INSTRUCTIONS TO FOLLOW:
A single number is the answer here: how many lines of the entries contain "flight"?

MATERIAL FOR THIS EXERCISE:

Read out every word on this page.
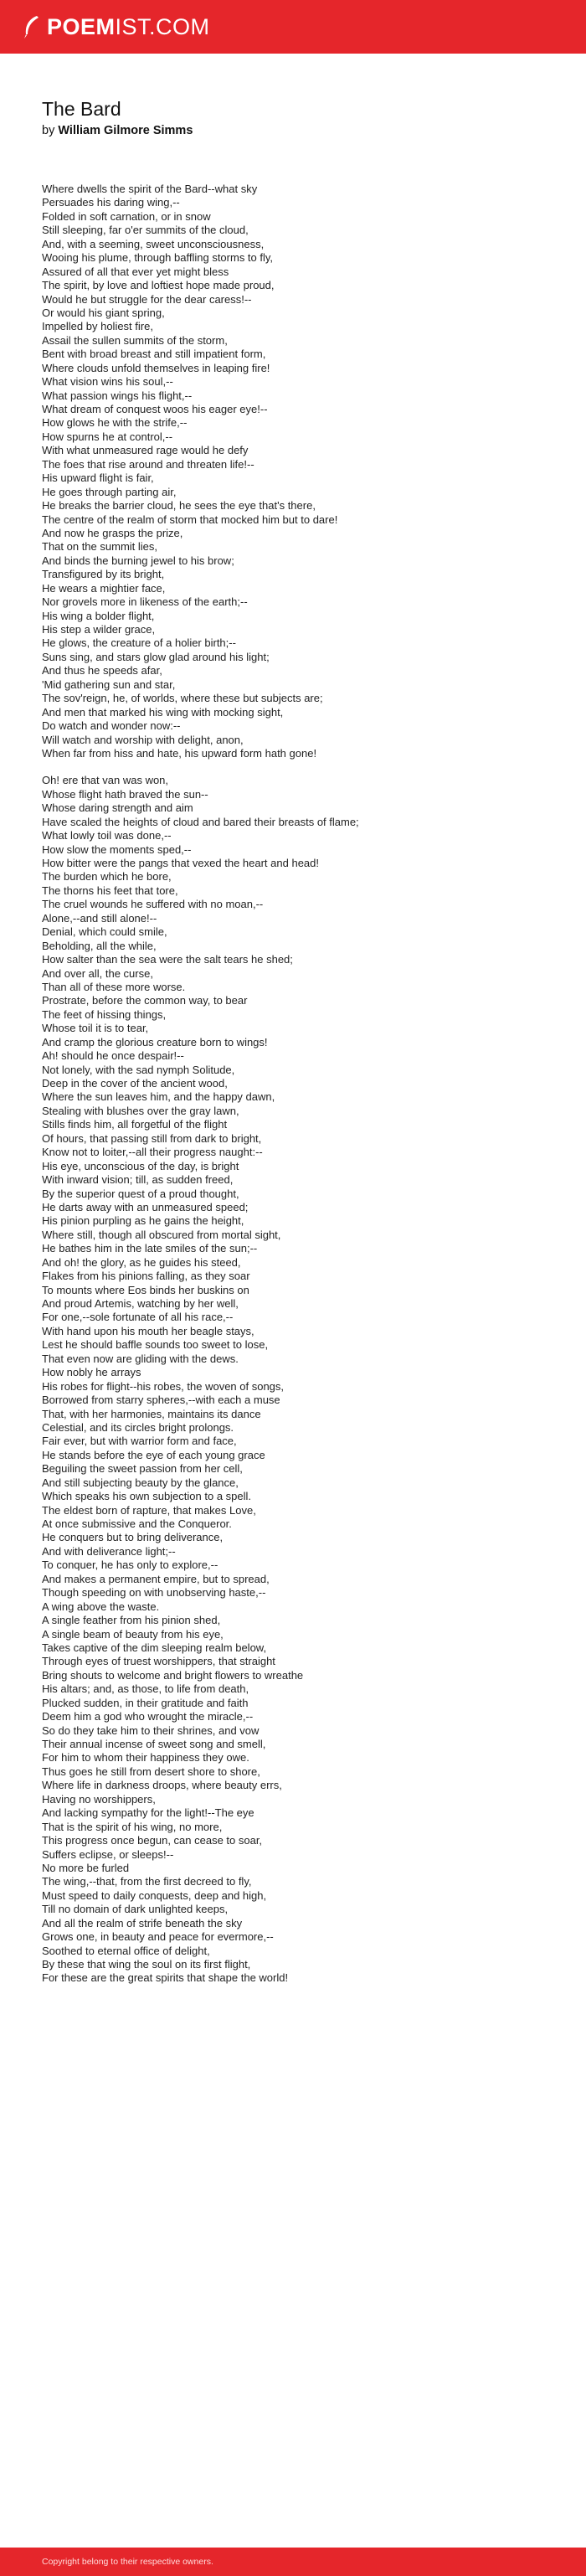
POEMIST.COM
The Bard
by William Gilmore Simms
Where dwells the spirit of the Bard--what sky
Persuades his daring wing,--
Folded in soft carnation, or in snow
Still sleeping, far o'er summits of the cloud,
And, with a seeming, sweet unconsciousness,
Wooing his plume, through baffling storms to fly,
Assured of all that ever yet might bless
The spirit, by love and loftiest hope made proud,
Would he but struggle for the dear caress!--
Or would his giant spring,
Impelled by holiest fire,
Assail the sullen summits of the storm,
Bent with broad breast and still impatient form,
Where clouds unfold themselves in leaping fire!
What vision wins his soul,--
What passion wings his flight,--
What dream of conquest woos his eager eye!--
How glows he with the strife,--
How spurns he at control,--
With what unmeasured rage would he defy
The foes that rise around and threaten life!--
His upward flight is fair,
He goes through parting air,
He breaks the barrier cloud, he sees the eye that's there,
The centre of the realm of storm that mocked him but to dare!
And now he grasps the prize,
That on the summit lies,
And binds the burning jewel to his brow;
Transfigured by its bright,
He wears a mightier face,
Nor grovels more in likeness of the earth;--
His wing a bolder flight,
His step a wilder grace,
He glows, the creature of a holier birth;--
Suns sing, and stars glow glad around his light;
And thus he speeds afar,
'Mid gathering sun and star,
The sov'reign, he, of worlds, where these but subjects are;
And men that marked his wing with mocking sight,
Do watch and wonder now:--
Will watch and worship with delight, anon,
When far from hiss and hate, his upward form hath gone!
Oh! ere that van was won,
Whose flight hath braved the sun--
Whose daring strength and aim
Have scaled the heights of cloud and bared their breasts of flame;
What lowly toil was done,--
How slow the moments sped,--
How bitter were the pangs that vexed the heart and head!
The burden which he bore,
The thorns his feet that tore,
The cruel wounds he suffered with no moan,--
Alone,--and still alone!--
Denial, which could smile,
Beholding, all the while,
How salter than the sea were the salt tears he shed;
And over all, the curse,
Than all of these more worse.
Prostrate, before the common way, to bear
The feet of hissing things,
Whose toil it is to tear,
And cramp the glorious creature born to wings!
Ah! should he once despair!--
Not lonely, with the sad nymph Solitude,
Deep in the cover of the ancient wood,
Where the sun leaves him, and the happy dawn,
Stealing with blushes over the gray lawn,
Stills finds him, all forgetful of the flight
Of hours, that passing still from dark to bright,
Know not to loiter,--all their progress naught:--
His eye, unconscious of the day, is bright
With inward vision; till, as sudden freed,
By the superior quest of a proud thought,
He darts away with an unmeasured speed;
His pinion purpling as he gains the height,
Where still, though all obscured from mortal sight,
He bathes him in the late smiles of the sun;--
And oh! the glory, as he guides his steed,
Flakes from his pinions falling, as they soar
To mounts where Eos binds her buskins on
And proud Artemis, watching by her well,
For one,--sole fortunate of all his race,--
With hand upon his mouth her beagle stays,
Lest he should baffle sounds too sweet to lose,
That even now are gliding with the dews.
How nobly he arrays
His robes for flight--his robes, the woven of songs,
Borrowed from starry spheres,--with each a muse
That, with her harmonies, maintains its dance
Celestial, and its circles bright prolongs.
Fair ever, but with warrior form and face,
He stands before the eye of each young grace
Beguiling the sweet passion from her cell,
And still subjecting beauty by the glance,
Which speaks his own subjection to a spell.
The eldest born of rapture, that makes Love,
At once submissive and the Conqueror.
He conquers but to bring deliverance,
And with deliverance light;--
To conquer, he has only to explore,--
And makes a permanent empire, but to spread,
Though speeding on with unobserving haste,--
A wing above the waste.
A single feather from his pinion shed,
A single beam of beauty from his eye,
Takes captive of the dim sleeping realm below,
Through eyes of truest worshippers, that straight
Bring shouts to welcome and bright flowers to wreathe
His altars; and, as those, to life from death,
Plucked sudden, in their gratitude and faith
Deem him a god who wrought the miracle,--
So do they take him to their shrines, and vow
Their annual incense of sweet song and smell,
For him to whom their happiness they owe.
Thus goes he still from desert shore to shore,
Where life in darkness droops, where beauty errs,
Having no worshippers,
And lacking sympathy for the light!--The eye
That is the spirit of his wing, no more,
This progress once begun, can cease to soar,
Suffers eclipse, or sleeps!--
No more be furled
The wing,--that, from the first decreed to fly,
Must speed to daily conquests, deep and high,
Till no domain of dark unlighted keeps,
And all the realm of strife beneath the sky
Grows one, in beauty and peace for evermore,--
Soothed to eternal office of delight,
By these that wing the soul on its first flight,
For these are the great spirits that shape the world!
Copyright belong to their respective owners.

EXERCISE RESPONSE:
7